THE PROBLEM:
Exactly reproduce the lines that follow.

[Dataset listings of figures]
— Begin —

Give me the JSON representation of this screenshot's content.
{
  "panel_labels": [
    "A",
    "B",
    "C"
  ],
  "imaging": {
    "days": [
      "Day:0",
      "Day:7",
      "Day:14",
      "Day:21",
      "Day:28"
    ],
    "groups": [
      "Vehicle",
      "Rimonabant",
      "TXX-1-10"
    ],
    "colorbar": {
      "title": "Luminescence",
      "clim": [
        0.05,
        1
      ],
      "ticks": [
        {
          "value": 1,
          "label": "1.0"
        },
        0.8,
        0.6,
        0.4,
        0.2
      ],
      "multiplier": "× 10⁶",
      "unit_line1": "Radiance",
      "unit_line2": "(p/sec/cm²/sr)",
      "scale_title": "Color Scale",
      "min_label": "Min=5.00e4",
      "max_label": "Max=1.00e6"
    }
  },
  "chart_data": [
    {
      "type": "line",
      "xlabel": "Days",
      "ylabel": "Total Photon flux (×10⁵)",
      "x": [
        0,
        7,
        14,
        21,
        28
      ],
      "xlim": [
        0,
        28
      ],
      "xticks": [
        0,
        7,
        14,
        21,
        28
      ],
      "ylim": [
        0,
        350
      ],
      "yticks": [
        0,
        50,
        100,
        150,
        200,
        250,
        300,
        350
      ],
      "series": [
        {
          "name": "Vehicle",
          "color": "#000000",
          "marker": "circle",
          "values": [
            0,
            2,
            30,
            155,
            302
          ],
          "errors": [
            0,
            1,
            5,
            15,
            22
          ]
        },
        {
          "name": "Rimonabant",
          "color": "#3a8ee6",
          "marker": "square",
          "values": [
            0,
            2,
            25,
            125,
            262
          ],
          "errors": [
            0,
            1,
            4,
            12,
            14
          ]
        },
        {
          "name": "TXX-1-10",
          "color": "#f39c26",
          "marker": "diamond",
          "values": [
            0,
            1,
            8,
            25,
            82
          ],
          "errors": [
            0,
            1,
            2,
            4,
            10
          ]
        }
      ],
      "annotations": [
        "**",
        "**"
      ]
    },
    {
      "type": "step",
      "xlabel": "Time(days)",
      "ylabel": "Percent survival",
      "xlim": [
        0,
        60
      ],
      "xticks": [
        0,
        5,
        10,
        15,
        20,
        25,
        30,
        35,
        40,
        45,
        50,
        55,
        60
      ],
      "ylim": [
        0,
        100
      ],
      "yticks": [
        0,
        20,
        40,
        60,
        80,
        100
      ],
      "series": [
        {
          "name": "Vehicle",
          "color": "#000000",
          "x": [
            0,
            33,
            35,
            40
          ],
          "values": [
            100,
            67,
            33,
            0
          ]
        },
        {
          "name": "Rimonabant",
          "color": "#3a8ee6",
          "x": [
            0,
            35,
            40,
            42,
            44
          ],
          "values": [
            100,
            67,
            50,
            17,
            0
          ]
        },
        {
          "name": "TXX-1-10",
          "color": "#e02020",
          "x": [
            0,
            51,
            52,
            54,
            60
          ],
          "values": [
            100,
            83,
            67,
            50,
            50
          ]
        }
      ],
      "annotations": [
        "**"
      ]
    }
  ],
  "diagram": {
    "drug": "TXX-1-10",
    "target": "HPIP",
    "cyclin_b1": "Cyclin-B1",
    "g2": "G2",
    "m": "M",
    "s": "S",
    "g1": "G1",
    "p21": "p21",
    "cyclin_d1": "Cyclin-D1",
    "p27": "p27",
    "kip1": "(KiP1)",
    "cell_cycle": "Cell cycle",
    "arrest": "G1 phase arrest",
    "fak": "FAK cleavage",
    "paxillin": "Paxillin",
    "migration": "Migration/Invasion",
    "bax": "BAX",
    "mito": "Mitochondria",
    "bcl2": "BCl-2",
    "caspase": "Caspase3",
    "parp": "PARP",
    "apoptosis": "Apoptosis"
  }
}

— End —

THE RESULT:
Give me the JSON representation of this screenshot's content.
{
  "panel_labels": [
    "A",
    "B",
    "C"
  ],
  "imaging": {
    "days": [
      "Day:0",
      "Day:7",
      "Day:14",
      "Day:21",
      "Day:28"
    ],
    "groups": [
      "Vehicle",
      "Rimonabant",
      "TXX-1-10"
    ],
    "colorbar": {
      "title": "Luminescence",
      "clim": [
        0.05,
        1
      ],
      "ticks": [
        {
          "value": 1,
          "label": "1.0"
        },
        0.8,
        0.6,
        0.4,
        0.2
      ],
      "multiplier": "× 10⁶",
      "unit_line1": "Radiance",
      "unit_line2": "(p/sec/cm²/sr)",
      "scale_title": "Color Scale",
      "min_label": "Min=5.00e4",
      "max_label": "Max=1.00e6"
    }
  },
  "chart_data": [
    {
      "type": "line",
      "xlabel": "Days",
      "ylabel": "Total Photon flux (×10⁵)",
      "x": [
        0,
        7,
        14,
        21,
        28
      ],
      "xlim": [
        0,
        28
      ],
      "xticks": [
        0,
        7,
        14,
        21,
        28
      ],
      "ylim": [
        0,
        350
      ],
      "yticks": [
        0,
        50,
        100,
        150,
        200,
        250,
        300,
        350
      ],
      "series": [
        {
          "name": "Vehicle",
          "color": "#000000",
          "marker": "circle",
          "values": [
            0,
            2,
            30,
            155,
            302
          ],
          "errors": [
            0,
            1,
            5,
            15,
            22
          ]
        },
        {
          "name": "Rimonabant",
          "color": "#3a8ee6",
          "marker": "square",
          "values": [
            0,
            2,
            25,
            125,
            262
          ],
          "errors": [
            0,
            1,
            4,
            12,
            14
          ]
        },
        {
          "name": "TXX-1-10",
          "color": "#f39c26",
          "marker": "diamond",
          "values": [
            0,
            1,
            8,
            25,
            82
          ],
          "errors": [
            0,
            1,
            2,
            4,
            10
          ]
        }
      ],
      "annotations": [
        "**",
        "**"
      ]
    },
    {
      "type": "step",
      "xlabel": "Time(days)",
      "ylabel": "Percent survival",
      "xlim": [
        0,
        60
      ],
      "xticks": [
        0,
        5,
        10,
        15,
        20,
        25,
        30,
        35,
        40,
        45,
        50,
        55,
        60
      ],
      "ylim": [
        0,
        100
      ],
      "yticks": [
        0,
        20,
        40,
        60,
        80,
        100
      ],
      "series": [
        {
          "name": "Vehicle",
          "color": "#000000",
          "x": [
            0,
            33,
            35,
            40
          ],
          "values": [
            100,
            67,
            33,
            0
          ]
        },
        {
          "name": "Rimonabant",
          "color": "#3a8ee6",
          "x": [
            0,
            35,
            40,
            42,
            44
          ],
          "values": [
            100,
            67,
            50,
            17,
            0
          ]
        },
        {
          "name": "TXX-1-10",
          "color": "#e02020",
          "x": [
            0,
            51,
            52,
            54,
            60
          ],
          "values": [
            100,
            83,
            67,
            50,
            50
          ]
        }
      ],
      "annotations": [
        "**"
      ]
    }
  ],
  "diagram": {
    "drug": "TXX-1-10",
    "target": "HPIP",
    "cyclin_b1": "Cyclin-B1",
    "g2": "G2",
    "m": "M",
    "s": "S",
    "g1": "G1",
    "p21": "p21",
    "cyclin_d1": "Cyclin-D1",
    "p27": "p27",
    "kip1": "(KiP1)",
    "cell_cycle": "Cell cycle",
    "arrest": "G1 phase arrest",
    "fak": "FAK cleavage",
    "paxillin": "Paxillin",
    "migration": "Migration/Invasion",
    "bax": "BAX",
    "mito": "Mitochondria",
    "bcl2": "BCl-2",
    "caspase": "Caspase3",
    "parp": "PARP",
    "apoptosis": "Apoptosis"
  }
}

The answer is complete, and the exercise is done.